**WHAT IS NEEDED**
Work out how many lines in the listing below include the word "Chief"; answer with the number alone.
-- begin INPUT MATERIAL --
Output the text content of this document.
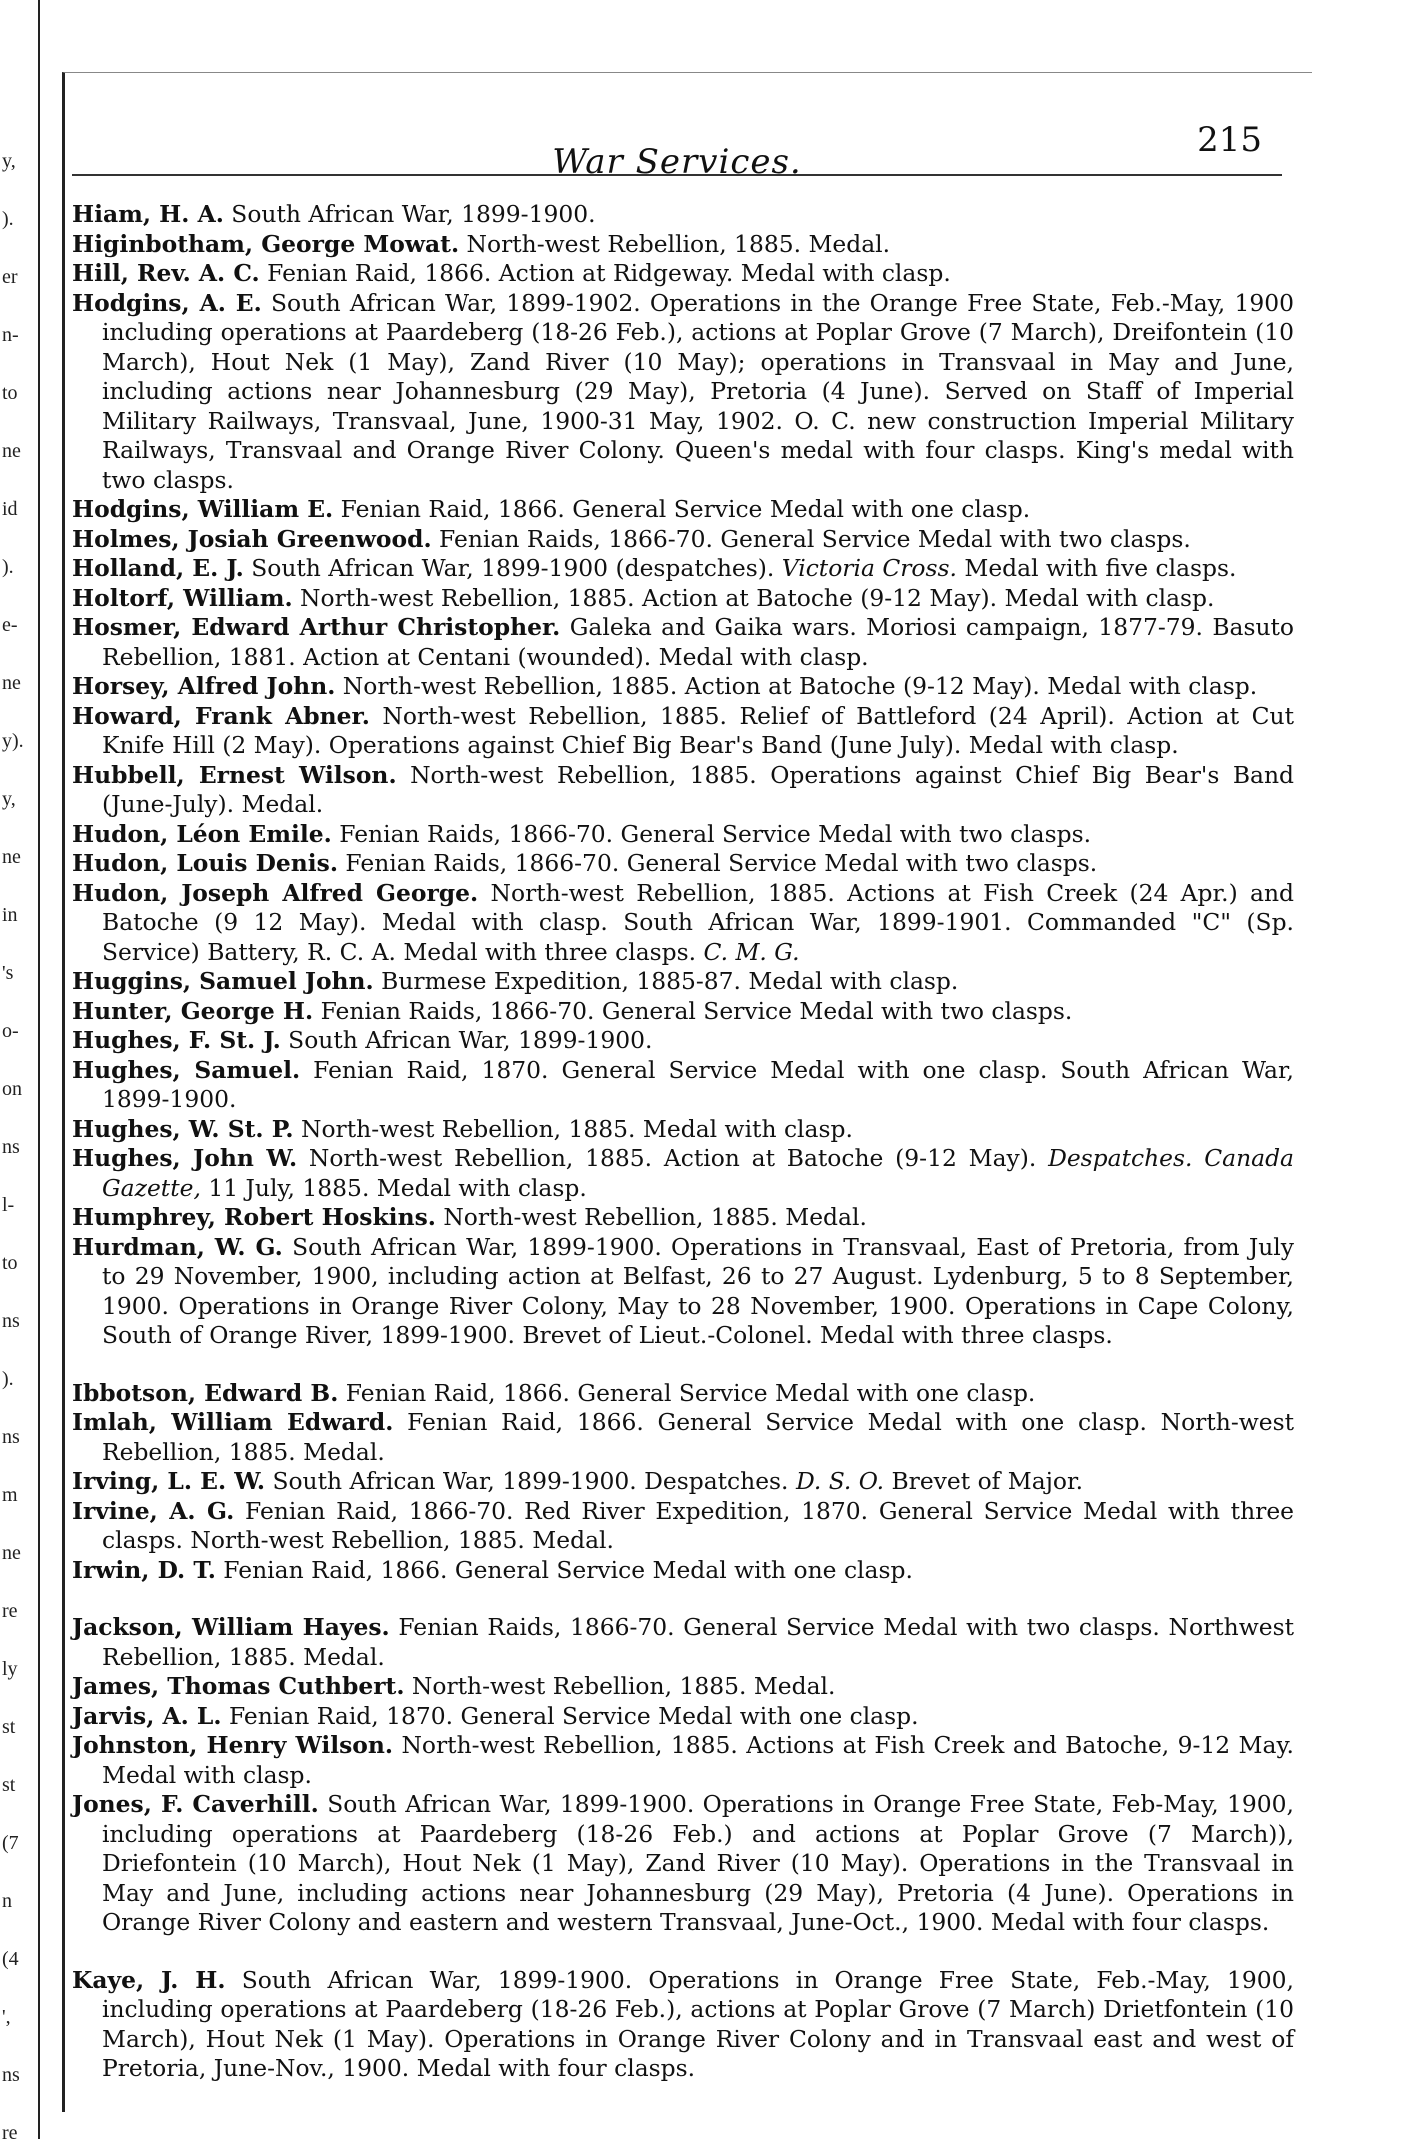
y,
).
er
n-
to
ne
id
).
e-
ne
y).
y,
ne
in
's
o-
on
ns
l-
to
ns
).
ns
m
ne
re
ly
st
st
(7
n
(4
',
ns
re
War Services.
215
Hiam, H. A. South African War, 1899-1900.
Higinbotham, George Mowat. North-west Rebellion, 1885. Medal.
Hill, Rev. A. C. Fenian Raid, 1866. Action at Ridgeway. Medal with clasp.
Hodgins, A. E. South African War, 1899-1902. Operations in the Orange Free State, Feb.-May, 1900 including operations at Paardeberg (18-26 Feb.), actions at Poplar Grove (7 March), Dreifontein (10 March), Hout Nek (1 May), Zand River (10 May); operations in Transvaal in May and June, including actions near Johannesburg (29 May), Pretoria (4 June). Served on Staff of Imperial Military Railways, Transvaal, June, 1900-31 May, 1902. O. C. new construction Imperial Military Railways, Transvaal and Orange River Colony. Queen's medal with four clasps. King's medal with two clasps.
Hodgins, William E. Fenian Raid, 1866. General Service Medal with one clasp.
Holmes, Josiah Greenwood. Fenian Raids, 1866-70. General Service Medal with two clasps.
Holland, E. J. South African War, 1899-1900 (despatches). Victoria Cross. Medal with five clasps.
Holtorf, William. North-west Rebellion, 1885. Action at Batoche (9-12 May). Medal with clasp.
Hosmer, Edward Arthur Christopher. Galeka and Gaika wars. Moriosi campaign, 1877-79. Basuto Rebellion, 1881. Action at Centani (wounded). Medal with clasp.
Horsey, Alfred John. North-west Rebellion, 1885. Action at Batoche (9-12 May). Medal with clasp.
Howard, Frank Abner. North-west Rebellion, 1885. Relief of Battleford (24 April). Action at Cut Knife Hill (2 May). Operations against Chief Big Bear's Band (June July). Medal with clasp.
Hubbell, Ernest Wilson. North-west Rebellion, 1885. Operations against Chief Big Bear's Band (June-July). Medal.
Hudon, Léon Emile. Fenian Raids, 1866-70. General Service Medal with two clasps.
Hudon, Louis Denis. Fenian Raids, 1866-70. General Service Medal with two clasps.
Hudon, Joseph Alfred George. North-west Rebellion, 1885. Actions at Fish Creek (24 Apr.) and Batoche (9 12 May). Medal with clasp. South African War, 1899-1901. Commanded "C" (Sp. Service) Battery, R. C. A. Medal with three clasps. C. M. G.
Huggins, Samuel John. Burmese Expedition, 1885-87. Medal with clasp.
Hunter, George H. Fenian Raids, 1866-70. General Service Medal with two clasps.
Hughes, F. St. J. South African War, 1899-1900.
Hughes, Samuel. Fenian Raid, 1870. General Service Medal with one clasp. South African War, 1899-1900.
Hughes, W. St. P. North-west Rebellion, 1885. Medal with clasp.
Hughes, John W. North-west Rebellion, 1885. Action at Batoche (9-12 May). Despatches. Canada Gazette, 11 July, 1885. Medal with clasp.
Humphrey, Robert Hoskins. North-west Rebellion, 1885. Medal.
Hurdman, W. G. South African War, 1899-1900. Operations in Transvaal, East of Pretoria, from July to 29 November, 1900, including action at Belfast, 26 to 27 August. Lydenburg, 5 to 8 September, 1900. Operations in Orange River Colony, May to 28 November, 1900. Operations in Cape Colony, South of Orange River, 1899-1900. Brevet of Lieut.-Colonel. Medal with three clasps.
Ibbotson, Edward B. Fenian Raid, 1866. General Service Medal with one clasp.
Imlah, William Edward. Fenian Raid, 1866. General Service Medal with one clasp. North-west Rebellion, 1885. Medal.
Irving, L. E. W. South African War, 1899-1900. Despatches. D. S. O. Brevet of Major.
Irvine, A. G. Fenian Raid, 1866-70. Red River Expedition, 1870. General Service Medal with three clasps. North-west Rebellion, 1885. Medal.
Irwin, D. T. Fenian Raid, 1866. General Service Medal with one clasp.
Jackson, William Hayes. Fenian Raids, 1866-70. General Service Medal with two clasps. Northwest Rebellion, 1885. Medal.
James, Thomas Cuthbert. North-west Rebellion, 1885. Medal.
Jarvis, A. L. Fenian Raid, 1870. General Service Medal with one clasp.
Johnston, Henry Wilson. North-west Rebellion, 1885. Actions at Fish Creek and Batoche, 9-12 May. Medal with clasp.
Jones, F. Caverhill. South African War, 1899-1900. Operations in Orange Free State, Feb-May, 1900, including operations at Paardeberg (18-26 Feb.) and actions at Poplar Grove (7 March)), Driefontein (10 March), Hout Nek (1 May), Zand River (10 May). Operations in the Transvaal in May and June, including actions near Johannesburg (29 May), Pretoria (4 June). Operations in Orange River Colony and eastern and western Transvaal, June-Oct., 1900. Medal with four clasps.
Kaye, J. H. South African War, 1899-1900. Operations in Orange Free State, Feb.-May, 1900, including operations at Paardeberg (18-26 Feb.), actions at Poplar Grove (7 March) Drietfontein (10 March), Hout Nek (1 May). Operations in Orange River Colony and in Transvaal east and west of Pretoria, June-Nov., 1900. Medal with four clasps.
-- end INPUT MATERIAL --
-- begin INPUT MATERIAL --
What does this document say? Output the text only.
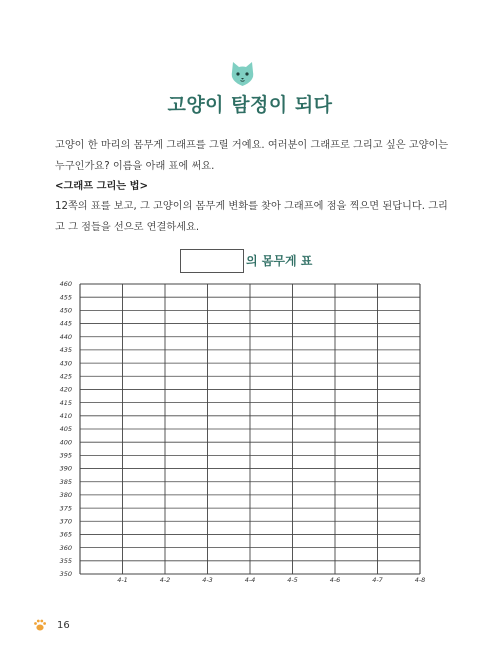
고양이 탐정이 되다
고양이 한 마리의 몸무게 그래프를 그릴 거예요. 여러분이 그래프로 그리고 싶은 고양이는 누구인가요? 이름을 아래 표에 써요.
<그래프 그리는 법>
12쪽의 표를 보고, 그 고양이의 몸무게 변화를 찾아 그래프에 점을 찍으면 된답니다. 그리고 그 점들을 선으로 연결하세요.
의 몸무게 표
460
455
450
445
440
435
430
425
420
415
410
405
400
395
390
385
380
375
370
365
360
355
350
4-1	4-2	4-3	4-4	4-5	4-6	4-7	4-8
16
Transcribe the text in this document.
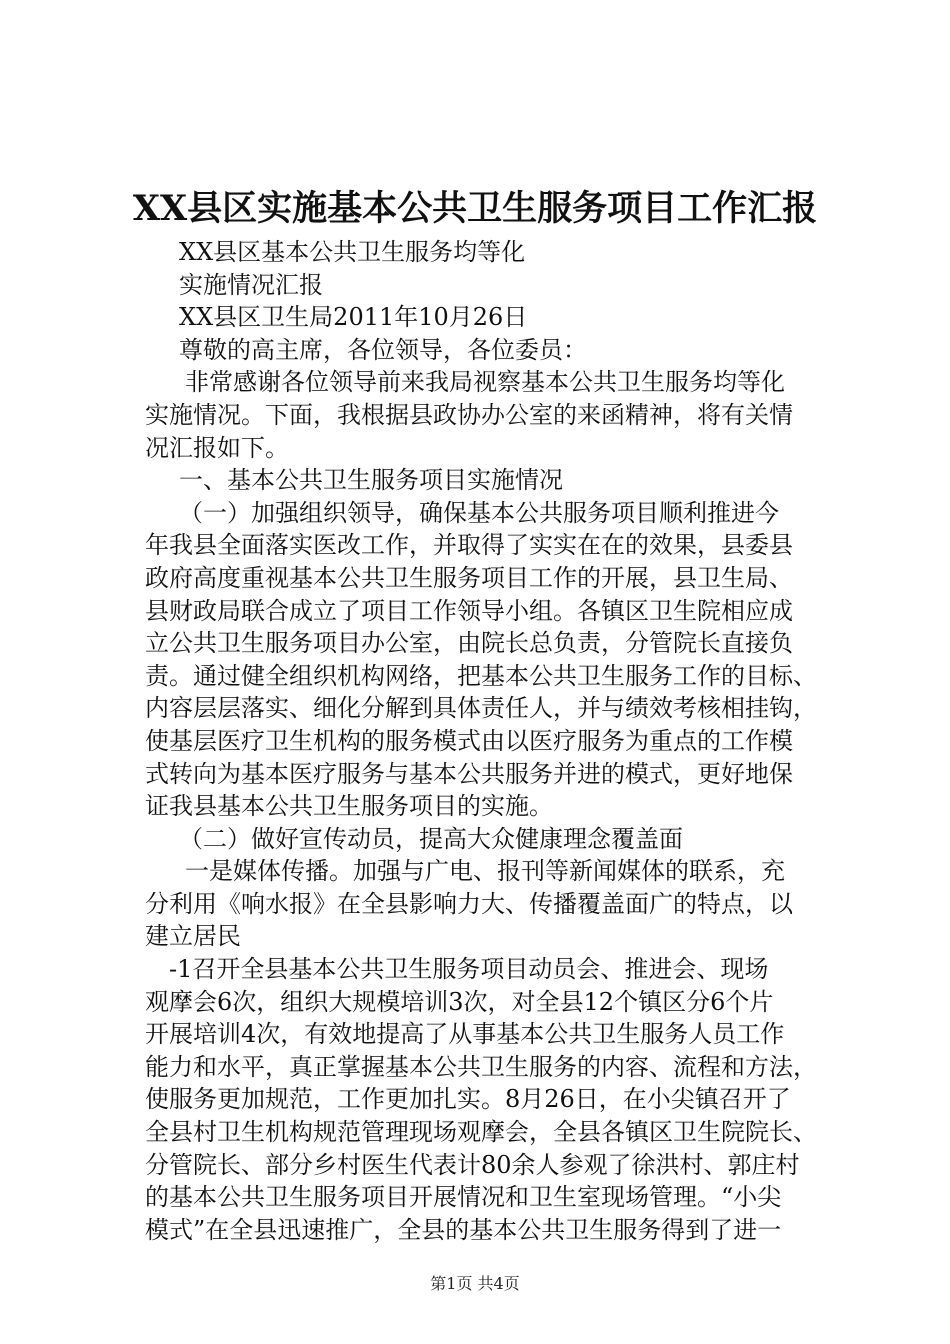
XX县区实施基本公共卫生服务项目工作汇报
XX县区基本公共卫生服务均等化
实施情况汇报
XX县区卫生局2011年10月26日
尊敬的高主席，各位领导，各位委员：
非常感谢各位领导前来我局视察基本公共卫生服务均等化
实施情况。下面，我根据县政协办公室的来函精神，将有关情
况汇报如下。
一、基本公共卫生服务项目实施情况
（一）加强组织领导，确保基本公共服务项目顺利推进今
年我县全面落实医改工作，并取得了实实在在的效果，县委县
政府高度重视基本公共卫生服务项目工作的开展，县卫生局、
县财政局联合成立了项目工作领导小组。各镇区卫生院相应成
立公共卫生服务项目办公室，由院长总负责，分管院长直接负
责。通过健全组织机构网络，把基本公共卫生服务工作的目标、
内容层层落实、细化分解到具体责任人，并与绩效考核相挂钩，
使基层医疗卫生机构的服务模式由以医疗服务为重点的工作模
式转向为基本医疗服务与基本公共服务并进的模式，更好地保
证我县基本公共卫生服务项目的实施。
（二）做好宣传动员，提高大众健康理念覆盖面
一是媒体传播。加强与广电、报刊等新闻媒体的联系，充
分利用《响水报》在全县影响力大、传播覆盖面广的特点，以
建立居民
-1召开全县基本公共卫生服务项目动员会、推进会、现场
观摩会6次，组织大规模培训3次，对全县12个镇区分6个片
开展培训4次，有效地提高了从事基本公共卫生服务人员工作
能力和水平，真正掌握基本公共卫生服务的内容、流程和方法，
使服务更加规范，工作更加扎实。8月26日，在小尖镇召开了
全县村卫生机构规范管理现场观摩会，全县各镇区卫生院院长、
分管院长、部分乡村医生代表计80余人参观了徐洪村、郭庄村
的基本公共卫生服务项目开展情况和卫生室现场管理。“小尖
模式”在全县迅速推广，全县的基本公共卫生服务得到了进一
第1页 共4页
-- end INPUT MATERIAL --
**EXERCISE RESULT**
2